- Requirements:
Gather every line of the entries that includes the word "outdated".

━━━━━ Input material

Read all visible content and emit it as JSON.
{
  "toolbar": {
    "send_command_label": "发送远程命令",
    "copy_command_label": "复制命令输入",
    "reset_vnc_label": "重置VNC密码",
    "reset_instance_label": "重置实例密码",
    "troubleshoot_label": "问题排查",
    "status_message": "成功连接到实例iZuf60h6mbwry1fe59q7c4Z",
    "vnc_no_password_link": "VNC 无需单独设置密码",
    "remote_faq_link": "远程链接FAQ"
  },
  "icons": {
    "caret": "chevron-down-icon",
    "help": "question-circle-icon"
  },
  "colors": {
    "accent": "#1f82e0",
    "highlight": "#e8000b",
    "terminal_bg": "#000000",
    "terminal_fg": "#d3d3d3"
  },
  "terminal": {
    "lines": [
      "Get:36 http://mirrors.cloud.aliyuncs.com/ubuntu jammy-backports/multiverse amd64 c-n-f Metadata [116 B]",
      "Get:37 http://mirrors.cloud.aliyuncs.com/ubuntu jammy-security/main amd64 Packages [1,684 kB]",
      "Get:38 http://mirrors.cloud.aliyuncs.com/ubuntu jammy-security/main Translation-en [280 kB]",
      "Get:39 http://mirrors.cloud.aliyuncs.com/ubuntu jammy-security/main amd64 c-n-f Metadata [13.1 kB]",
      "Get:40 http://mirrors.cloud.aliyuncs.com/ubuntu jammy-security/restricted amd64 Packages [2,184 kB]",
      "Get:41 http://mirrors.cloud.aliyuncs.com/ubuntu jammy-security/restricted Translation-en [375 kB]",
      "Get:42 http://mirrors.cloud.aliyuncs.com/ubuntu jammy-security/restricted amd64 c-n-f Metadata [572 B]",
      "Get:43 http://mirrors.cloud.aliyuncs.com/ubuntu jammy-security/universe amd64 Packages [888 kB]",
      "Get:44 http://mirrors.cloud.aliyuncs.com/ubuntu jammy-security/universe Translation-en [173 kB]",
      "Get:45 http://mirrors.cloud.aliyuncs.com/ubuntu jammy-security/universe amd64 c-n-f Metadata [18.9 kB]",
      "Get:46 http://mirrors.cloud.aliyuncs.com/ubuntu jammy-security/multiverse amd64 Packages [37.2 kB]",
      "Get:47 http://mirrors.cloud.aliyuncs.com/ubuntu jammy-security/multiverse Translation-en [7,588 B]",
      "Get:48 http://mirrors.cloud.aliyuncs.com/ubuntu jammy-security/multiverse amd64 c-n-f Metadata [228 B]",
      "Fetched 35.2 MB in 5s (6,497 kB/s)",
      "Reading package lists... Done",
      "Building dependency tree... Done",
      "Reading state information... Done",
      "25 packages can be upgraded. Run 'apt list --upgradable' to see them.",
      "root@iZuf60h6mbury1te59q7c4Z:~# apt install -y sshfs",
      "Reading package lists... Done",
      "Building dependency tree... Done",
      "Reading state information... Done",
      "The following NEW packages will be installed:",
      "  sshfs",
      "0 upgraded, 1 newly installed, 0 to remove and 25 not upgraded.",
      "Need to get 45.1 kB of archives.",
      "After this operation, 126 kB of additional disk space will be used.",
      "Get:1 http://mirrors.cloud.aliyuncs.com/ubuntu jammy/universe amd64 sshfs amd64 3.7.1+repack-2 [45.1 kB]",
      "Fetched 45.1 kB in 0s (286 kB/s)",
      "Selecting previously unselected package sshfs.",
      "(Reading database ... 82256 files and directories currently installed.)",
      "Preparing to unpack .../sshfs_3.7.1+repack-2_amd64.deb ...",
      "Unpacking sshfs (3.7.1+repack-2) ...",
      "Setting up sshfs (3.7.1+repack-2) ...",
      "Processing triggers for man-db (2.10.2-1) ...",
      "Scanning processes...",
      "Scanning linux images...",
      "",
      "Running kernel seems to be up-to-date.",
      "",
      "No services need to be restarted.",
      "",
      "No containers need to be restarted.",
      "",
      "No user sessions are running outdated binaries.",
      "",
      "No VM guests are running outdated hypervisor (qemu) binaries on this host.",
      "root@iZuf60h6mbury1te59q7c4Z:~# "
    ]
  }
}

━━━━━━━━━━

- Solution to this task:
      "No user sessions are running outdated binaries.",
      "No VM guests are running outdated hypervisor (qemu) binaries on this host.",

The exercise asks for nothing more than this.